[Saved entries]
════════════════════
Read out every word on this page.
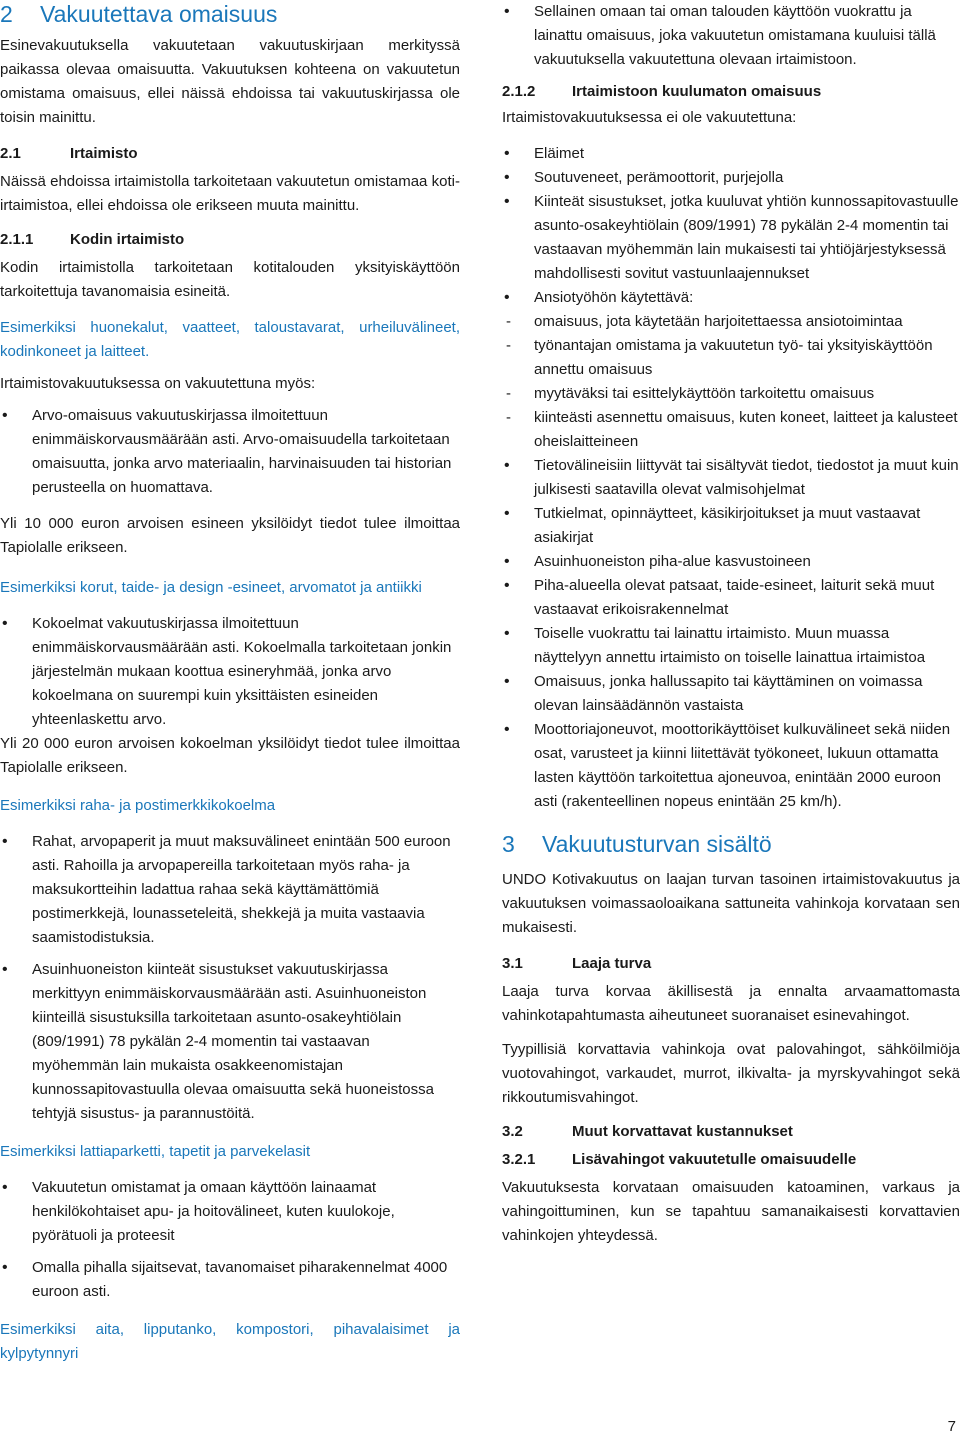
2 Vakuutettava omaisuus

Esinevakuutuksella vakuutetaan vakuutuskirjaan merkityssä paikassa olevaa omaisuutta. Vakuutuksen kohteena on vakuutetun omistama omaisuus, ellei näissä ehdoissa tai vakuutuskirjassa ole toisin mainittu.

2.1	Irtaimisto

Näissä ehdoissa irtaimistolla tarkoitetaan vakuutetun omistamaa koti-irtaimistoa, ellei ehdoissa ole erikseen muuta mainittu.

2.1.1 Kodin irtaimisto

Kodin irtaimistolla tarkoitetaan kotitalouden yksityiskäyttöön tarkoitettuja tavanomaisia esineitä.

Esimerkiksi huonekalut, vaatteet, taloustavarat, urheiluvälineet, kodinkoneet ja laitteet.

Irtaimistovakuutuksessa on vakuutettuna myös:

• Arvo-omaisuus vakuutuskirjassa ilmoitettuun enimmäiskorvausmäärään asti. Arvo-omaisuudella tarkoitetaan omaisuutta, jonka arvo materiaalin, harvinaisuuden tai historian perusteella on huomattava.

Yli 10 000 euron arvoisen esineen yksilöidyt tiedot tulee ilmoittaa Tapiolalle erikseen.

Esimerkiksi korut, taide- ja design -esineet, arvomatot ja antiikki

• Kokoelmat vakuutuskirjassa ilmoitettuun enimmäiskorvausmäärään asti. Kokoelmalla tarkoitetaan jonkin järjestelmän mukaan koottua esineryhmää, jonka arvo kokoelmana on suurempi kuin yksittäisten esineiden yhteenlaskettu arvo.

Yli 20 000 euron arvoisen kokoelman yksilöidyt tiedot tulee ilmoittaa Tapiolalle erikseen.

Esimerkiksi raha- ja postimerkkikokoelma

• Rahat, arvopaperit ja muut maksuvälineet enintään 500 euroon asti. Rahoilla ja arvopapereilla tarkoitetaan myös raha- ja maksukortteihin ladattua rahaa sekä käyttämättömiä postimerkkejä, lounasseteleitä, shekkejä ja muita vastaavia saamistodistuksia.
• Asuinhuoneiston kiinteät sisustukset vakuutuskirjassa merkittyyn enimmäiskorvausmäärään asti. Asuinhuoneiston kiinteillä sisustuksilla tarkoitetaan asunto-osakeyhtiölain (809/1991) 78 pykälän 2-4 momentin tai vastaavan myöhemmän lain mukaista osakkeenomistajan kunnossapitovastuulla olevaa omaisuutta sekä huoneistossa tehtyjä sisustus- ja parannustöitä.

Esimerkiksi lattiaparketti, tapetit ja parvekelasit

• Vakuutetun omistamat ja omaan käyttöön lainaamat henkilökohtaiset apu- ja hoitovälineet, kuten kuulokoje, pyörätuoli ja proteesit
• Omalla pihalla sijaitsevat, tavanomaiset piharakennelmat 4000 euroon asti.

Esimerkiksi aita, lipputanko, kompostori, pihavalaisimet ja kylpytynnyri

• Sellainen omaan tai oman talouden käyttöön vuokrattu ja lainattu omaisuus, joka vakuutetun omistamana kuuluisi tällä vakuutuksella vakuutettuna olevaan irtaimistoon.
2.1.2 Irtaimistoon kuulumaton omaisuus

Irtaimistovakuutuksessa ei ole vakuutettuna:

• Eläimet
• Soutuveneet, perämoottorit, purjejolla
• Kiinteät sisustukset, jotka kuuluvat yhtiön kunnossapitovastuulle asunto-osakeyhtiölain (809/1991) 78 pykälän 2-4 momentin tai vastaavan myöhemmän lain mukaisesti tai yhtiöjärjestyksessä mahdollisesti sovitut vastuunlaajennukset
• Ansiotyöhön käytettävä:
- omaisuus, jota käytetään harjoitettaessa ansiotoimintaa
- työnantajan omistama ja vakuutetun työ- tai yksityiskäyttöön annettu omaisuus
- myytäväksi tai esittelykäyttöön tarkoitettu omaisuus
- kiinteästi asennettu omaisuus, kuten koneet, laitteet ja kalusteet oheislaitteineen
• Tietovälineisiin liittyvät tai sisältyvät tiedot, tiedostot ja muut kuin julkisesti saatavilla olevat valmisohjelmat
• Tutkielmat, opinnäytteet, käsikirjoitukset ja muut vastaavat asiakirjat
• Asuinhuoneiston piha-alue kasvustoineen
• Piha-alueella olevat patsaat, taide-esineet, laiturit sekä muut vastaavat erikoisrakennelmat
• Toiselle vuokrattu tai lainattu irtaimisto. Muun muassa näyttelyyn annettu irtaimisto on toiselle lainattua irtaimistoa
• Omaisuus, jonka hallussapito tai käyttäminen on voimassa olevan lainsäädännön vastaista
• Moottoriajoneuvot, moottorikäyttöiset kulkuvälineet sekä niiden osat, varusteet ja kiinni liitettävät työkoneet, lukuun ottamatta lasten käyttöön tarkoitettua ajoneuvoa, enintään 2000 euroon asti (rakenteellinen nopeus enintään 25 km/h).
3 Vakuutusturvan sisältö

UNDO Kotivakuutus on laajan turvan tasoinen irtaimistovakuutus ja vakuutuksen voimassaoloaikana sattuneita vahinkoja korvataan sen mukaisesti.

3.1	Laaja turva

Laaja turva korvaa äkillisestä ja ennalta arvaamattomasta vahinkotapahtumasta aiheutuneet suoranaiset esinevahingot.

Tyypillisiä korvattavia vahinkoja ovat palovahingot, sähköilmiöja vuotovahingot, varkaudet, murrot, ilkivalta- ja myrskyvahingot sekä rikkoutumisvahingot.

3.2	Muut korvattavat kustannukset
3.2.1 Lisävahingot vakuutetulle omaisuudelle

Vakuutuksesta korvataan omaisuuden katoaminen, varkaus ja vahingoittuminen, kun se tapahtuu samanaikaisesti korvattavien vahinkojen yhteydessä.

7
════════════════════
Output the lines above in full and exactly as given, omitting any pictures.

Read out every word on this page.
2 Vakuutettava omaisuus

Esinevakuutuksella vakuutetaan vakuutuskirjaan merkityssä paikassa olevaa omaisuutta. Vakuutuksen kohteena on vakuutetun omistama omaisuus, ellei näissä ehdoissa tai vakuutuskirjassa ole toisin mainittu.

2.1	Irtaimisto

Näissä ehdoissa irtaimistolla tarkoitetaan vakuutetun omistamaa koti-irtaimistoa, ellei ehdoissa ole erikseen muuta mainittu.

2.1.1 Kodin irtaimisto

Kodin irtaimistolla tarkoitetaan kotitalouden yksityiskäyttöön tarkoitettuja tavanomaisia esineitä.

Esimerkiksi huonekalut, vaatteet, taloustavarat, urheiluvälineet, kodinkoneet ja laitteet.

Irtaimistovakuutuksessa on vakuutettuna myös:

• Arvo-omaisuus vakuutuskirjassa ilmoitettuun enimmäiskorvausmäärään asti. Arvo-omaisuudella tarkoitetaan omaisuutta, jonka arvo materiaalin, harvinaisuuden tai historian perusteella on huomattava.

Yli 10 000 euron arvoisen esineen yksilöidyt tiedot tulee ilmoittaa Tapiolalle erikseen.

Esimerkiksi korut, taide- ja design -esineet, arvomatot ja antiikki

• Kokoelmat vakuutuskirjassa ilmoitettuun enimmäiskorvausmäärään asti. Kokoelmalla tarkoitetaan jonkin järjestelmän mukaan koottua esineryhmää, jonka arvo kokoelmana on suurempi kuin yksittäisten esineiden yhteenlaskettu arvo.

Yli 20 000 euron arvoisen kokoelman yksilöidyt tiedot tulee ilmoittaa Tapiolalle erikseen.

Esimerkiksi raha- ja postimerkkikokoelma

• Rahat, arvopaperit ja muut maksuvälineet enintään 500 euroon asti. Rahoilla ja arvopapereilla tarkoitetaan myös raha- ja maksukortteihin ladattua rahaa sekä käyttämättömiä postimerkkejä, lounasseteleitä, shekkejä ja muita vastaavia saamistodistuksia.
• Asuinhuoneiston kiinteät sisustukset vakuutuskirjassa merkittyyn enimmäiskorvausmäärään asti. Asuinhuoneiston kiinteillä sisustuksilla tarkoitetaan asunto-osakeyhtiölain (809/1991) 78 pykälän 2-4 momentin tai vastaavan myöhemmän lain mukaista osakkeenomistajan kunnossapitovastuulla olevaa omaisuutta sekä huoneistossa tehtyjä sisustus- ja parannustöitä.

Esimerkiksi lattiaparketti, tapetit ja parvekelasit

• Vakuutetun omistamat ja omaan käyttöön lainaamat henkilökohtaiset apu- ja hoitovälineet, kuten kuulokoje, pyörätuoli ja proteesit
• Omalla pihalla sijaitsevat, tavanomaiset piharakennelmat 4000 euroon asti.

Esimerkiksi aita, lipputanko, kompostori, pihavalaisimet ja kylpytynnyri

• Sellainen omaan tai oman talouden käyttöön vuokrattu ja lainattu omaisuus, joka vakuutetun omistamana kuuluisi tällä vakuutuksella vakuutettuna olevaan irtaimistoon.
2.1.2 Irtaimistoon kuulumaton omaisuus

Irtaimistovakuutuksessa ei ole vakuutettuna:

• Eläimet
• Soutuveneet, perämoottorit, purjejolla
• Kiinteät sisustukset, jotka kuuluvat yhtiön kunnossapitovastuulle asunto-osakeyhtiölain (809/1991) 78 pykälän 2-4 momentin tai vastaavan myöhemmän lain mukaisesti tai yhtiöjärjestyksessä mahdollisesti sovitut vastuunlaajennukset
• Ansiotyöhön käytettävä:
- omaisuus, jota käytetään harjoitettaessa ansiotoimintaa
- työnantajan omistama ja vakuutetun työ- tai yksityiskäyttöön annettu omaisuus
- myytäväksi tai esittelykäyttöön tarkoitettu omaisuus
- kiinteästi asennettu omaisuus, kuten koneet, laitteet ja kalusteet oheislaitteineen
• Tietovälineisiin liittyvät tai sisältyvät tiedot, tiedostot ja muut kuin julkisesti saatavilla olevat valmisohjelmat
• Tutkielmat, opinnäytteet, käsikirjoitukset ja muut vastaavat asiakirjat
• Asuinhuoneiston piha-alue kasvustoineen
• Piha-alueella olevat patsaat, taide-esineet, laiturit sekä muut vastaavat erikoisrakennelmat
• Toiselle vuokrattu tai lainattu irtaimisto. Muun muassa näyttelyyn annettu irtaimisto on toiselle lainattua irtaimistoa
• Omaisuus, jonka hallussapito tai käyttäminen on voimassa olevan lainsäädännön vastaista
• Moottoriajoneuvot, moottorikäyttöiset kulkuvälineet sekä niiden osat, varusteet ja kiinni liitettävät työkoneet, lukuun ottamatta lasten käyttöön tarkoitettua ajoneuvoa, enintään 2000 euroon asti (rakenteellinen nopeus enintään 25 km/h).
3 Vakuutusturvan sisältö

UNDO Kotivakuutus on laajan turvan tasoinen irtaimistovakuutus ja vakuutuksen voimassaoloaikana sattuneita vahinkoja korvataan sen mukaisesti.

3.1	Laaja turva

Laaja turva korvaa äkillisestä ja ennalta arvaamattomasta vahinkotapahtumasta aiheutuneet suoranaiset esinevahingot.

Tyypillisiä korvattavia vahinkoja ovat palovahingot, sähköilmiöja vuotovahingot, varkaudet, murrot, ilkivalta- ja myrskyvahingot sekä rikkoutumisvahingot.

3.2	Muut korvattavat kustannukset
3.2.1 Lisävahingot vakuutetulle omaisuudelle

Vakuutuksesta korvataan omaisuuden katoaminen, varkaus ja vahingoittuminen, kun se tapahtuu samanaikaisesti korvattavien vahinkojen yhteydessä.

7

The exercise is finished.